• [Exercise task] Reproduce the material in full, exactly as written.

• [Supplied material]

•••••

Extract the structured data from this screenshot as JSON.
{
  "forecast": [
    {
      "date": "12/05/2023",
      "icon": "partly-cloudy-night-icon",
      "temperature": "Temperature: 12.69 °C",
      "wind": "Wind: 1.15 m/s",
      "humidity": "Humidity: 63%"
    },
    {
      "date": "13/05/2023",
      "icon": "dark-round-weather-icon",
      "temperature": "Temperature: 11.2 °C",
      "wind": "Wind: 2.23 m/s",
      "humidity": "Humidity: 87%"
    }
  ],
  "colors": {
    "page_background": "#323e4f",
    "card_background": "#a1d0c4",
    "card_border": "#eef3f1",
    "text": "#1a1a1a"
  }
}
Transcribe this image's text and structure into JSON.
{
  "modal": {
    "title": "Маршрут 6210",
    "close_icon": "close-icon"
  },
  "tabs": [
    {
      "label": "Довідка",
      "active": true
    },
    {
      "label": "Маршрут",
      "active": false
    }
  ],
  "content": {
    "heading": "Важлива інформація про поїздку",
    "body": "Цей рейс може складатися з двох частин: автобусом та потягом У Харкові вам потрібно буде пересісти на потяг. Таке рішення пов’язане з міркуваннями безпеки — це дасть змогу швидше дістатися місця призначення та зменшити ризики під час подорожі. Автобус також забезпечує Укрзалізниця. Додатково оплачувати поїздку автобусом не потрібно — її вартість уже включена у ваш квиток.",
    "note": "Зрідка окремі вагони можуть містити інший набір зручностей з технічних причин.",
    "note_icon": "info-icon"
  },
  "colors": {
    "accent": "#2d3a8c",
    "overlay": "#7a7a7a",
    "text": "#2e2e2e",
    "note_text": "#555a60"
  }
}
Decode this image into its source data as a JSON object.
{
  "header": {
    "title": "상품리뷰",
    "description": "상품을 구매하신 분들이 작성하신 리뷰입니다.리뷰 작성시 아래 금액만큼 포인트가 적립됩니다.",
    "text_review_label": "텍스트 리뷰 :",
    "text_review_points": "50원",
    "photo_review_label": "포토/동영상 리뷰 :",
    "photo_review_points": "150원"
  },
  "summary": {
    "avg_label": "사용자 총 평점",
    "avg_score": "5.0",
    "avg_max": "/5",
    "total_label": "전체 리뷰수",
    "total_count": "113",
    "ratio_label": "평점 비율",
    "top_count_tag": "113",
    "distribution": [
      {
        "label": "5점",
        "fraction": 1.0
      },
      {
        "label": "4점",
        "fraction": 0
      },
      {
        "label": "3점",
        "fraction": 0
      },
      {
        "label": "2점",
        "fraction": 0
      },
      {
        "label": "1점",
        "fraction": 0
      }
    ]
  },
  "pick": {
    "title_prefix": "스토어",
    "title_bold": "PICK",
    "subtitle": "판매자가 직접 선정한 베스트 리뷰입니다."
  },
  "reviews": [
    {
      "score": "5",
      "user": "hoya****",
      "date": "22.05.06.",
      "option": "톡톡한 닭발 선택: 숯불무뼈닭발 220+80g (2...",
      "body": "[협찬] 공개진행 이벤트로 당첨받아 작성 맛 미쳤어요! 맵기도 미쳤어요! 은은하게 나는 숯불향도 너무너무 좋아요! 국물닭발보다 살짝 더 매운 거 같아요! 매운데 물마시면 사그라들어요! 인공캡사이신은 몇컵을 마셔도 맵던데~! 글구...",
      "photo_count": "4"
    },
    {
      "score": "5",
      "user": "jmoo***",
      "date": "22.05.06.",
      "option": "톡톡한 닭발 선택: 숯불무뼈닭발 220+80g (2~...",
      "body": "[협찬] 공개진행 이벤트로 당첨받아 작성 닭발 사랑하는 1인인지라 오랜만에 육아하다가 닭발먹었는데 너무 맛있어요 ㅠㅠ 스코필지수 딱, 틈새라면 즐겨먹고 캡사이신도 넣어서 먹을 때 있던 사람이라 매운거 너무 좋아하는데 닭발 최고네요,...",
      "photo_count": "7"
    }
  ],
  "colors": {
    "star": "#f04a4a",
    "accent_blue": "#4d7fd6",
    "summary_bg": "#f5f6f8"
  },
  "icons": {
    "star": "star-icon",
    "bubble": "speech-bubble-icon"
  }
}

•••••

• [Output for this task]
Extract the structured data from this screenshot as JSON.
{
  "forecast": [
    {
      "date": "12/05/2023",
      "icon": "partly-cloudy-night-icon",
      "temperature": "Temperature: 12.69 °C",
      "wind": "Wind: 1.15 m/s",
      "humidity": "Humidity: 63%"
    },
    {
      "date": "13/05/2023",
      "icon": "dark-round-weather-icon",
      "temperature": "Temperature: 11.2 °C",
      "wind": "Wind: 2.23 m/s",
      "humidity": "Humidity: 87%"
    }
  ],
  "colors": {
    "page_background": "#323e4f",
    "card_background": "#a1d0c4",
    "card_border": "#eef3f1",
    "text": "#1a1a1a"
  }
}
Transcribe this image's text and structure into JSON.
{
  "modal": {
    "title": "Маршрут 6210",
    "close_icon": "close-icon"
  },
  "tabs": [
    {
      "label": "Довідка",
      "active": true
    },
    {
      "label": "Маршрут",
      "active": false
    }
  ],
  "content": {
    "heading": "Важлива інформація про поїздку",
    "body": "Цей рейс може складатися з двох частин: автобусом та потягом У Харкові вам потрібно буде пересісти на потяг. Таке рішення пов’язане з міркуваннями безпеки — це дасть змогу швидше дістатися місця призначення та зменшити ризики під час подорожі. Автобус також забезпечує Укрзалізниця. Додатково оплачувати поїздку автобусом не потрібно — її вартість уже включена у ваш квиток.",
    "note": "Зрідка окремі вагони можуть містити інший набір зручностей з технічних причин.",
    "note_icon": "info-icon"
  },
  "colors": {
    "accent": "#2d3a8c",
    "overlay": "#7a7a7a",
    "text": "#2e2e2e",
    "note_text": "#555a60"
  }
}
Decode this image into its source data as a JSON object.
{
  "header": {
    "title": "상품리뷰",
    "description": "상품을 구매하신 분들이 작성하신 리뷰입니다.리뷰 작성시 아래 금액만큼 포인트가 적립됩니다.",
    "text_review_label": "텍스트 리뷰 :",
    "text_review_points": "50원",
    "photo_review_label": "포토/동영상 리뷰 :",
    "photo_review_points": "150원"
  },
  "summary": {
    "avg_label": "사용자 총 평점",
    "avg_score": "5.0",
    "avg_max": "/5",
    "total_label": "전체 리뷰수",
    "total_count": "113",
    "ratio_label": "평점 비율",
    "top_count_tag": "113",
    "distribution": [
      {
        "label": "5점",
        "fraction": 1.0
      },
      {
        "label": "4점",
        "fraction": 0
      },
      {
        "label": "3점",
        "fraction": 0
      },
      {
        "label": "2점",
        "fraction": 0
      },
      {
        "label": "1점",
        "fraction": 0
      }
    ]
  },
  "pick": {
    "title_prefix": "스토어",
    "title_bold": "PICK",
    "subtitle": "판매자가 직접 선정한 베스트 리뷰입니다."
  },
  "reviews": [
    {
      "score": "5",
      "user": "hoya****",
      "date": "22.05.06.",
      "option": "톡톡한 닭발 선택: 숯불무뼈닭발 220+80g (2...",
      "body": "[협찬] 공개진행 이벤트로 당첨받아 작성 맛 미쳤어요! 맵기도 미쳤어요! 은은하게 나는 숯불향도 너무너무 좋아요! 국물닭발보다 살짝 더 매운 거 같아요! 매운데 물마시면 사그라들어요! 인공캡사이신은 몇컵을 마셔도 맵던데~! 글구...",
      "photo_count": "4"
    },
    {
      "score": "5",
      "user": "jmoo***",
      "date": "22.05.06.",
      "option": "톡톡한 닭발 선택: 숯불무뼈닭발 220+80g (2~...",
      "body": "[협찬] 공개진행 이벤트로 당첨받아 작성 닭발 사랑하는 1인인지라 오랜만에 육아하다가 닭발먹었는데 너무 맛있어요 ㅠㅠ 스코필지수 딱, 틈새라면 즐겨먹고 캡사이신도 넣어서 먹을 때 있던 사람이라 매운거 너무 좋아하는데 닭발 최고네요,...",
      "photo_count": "7"
    }
  ],
  "colors": {
    "star": "#f04a4a",
    "accent_blue": "#4d7fd6",
    "summary_bg": "#f5f6f8"
  },
  "icons": {
    "star": "star-icon",
    "bubble": "speech-bubble-icon"
  }
}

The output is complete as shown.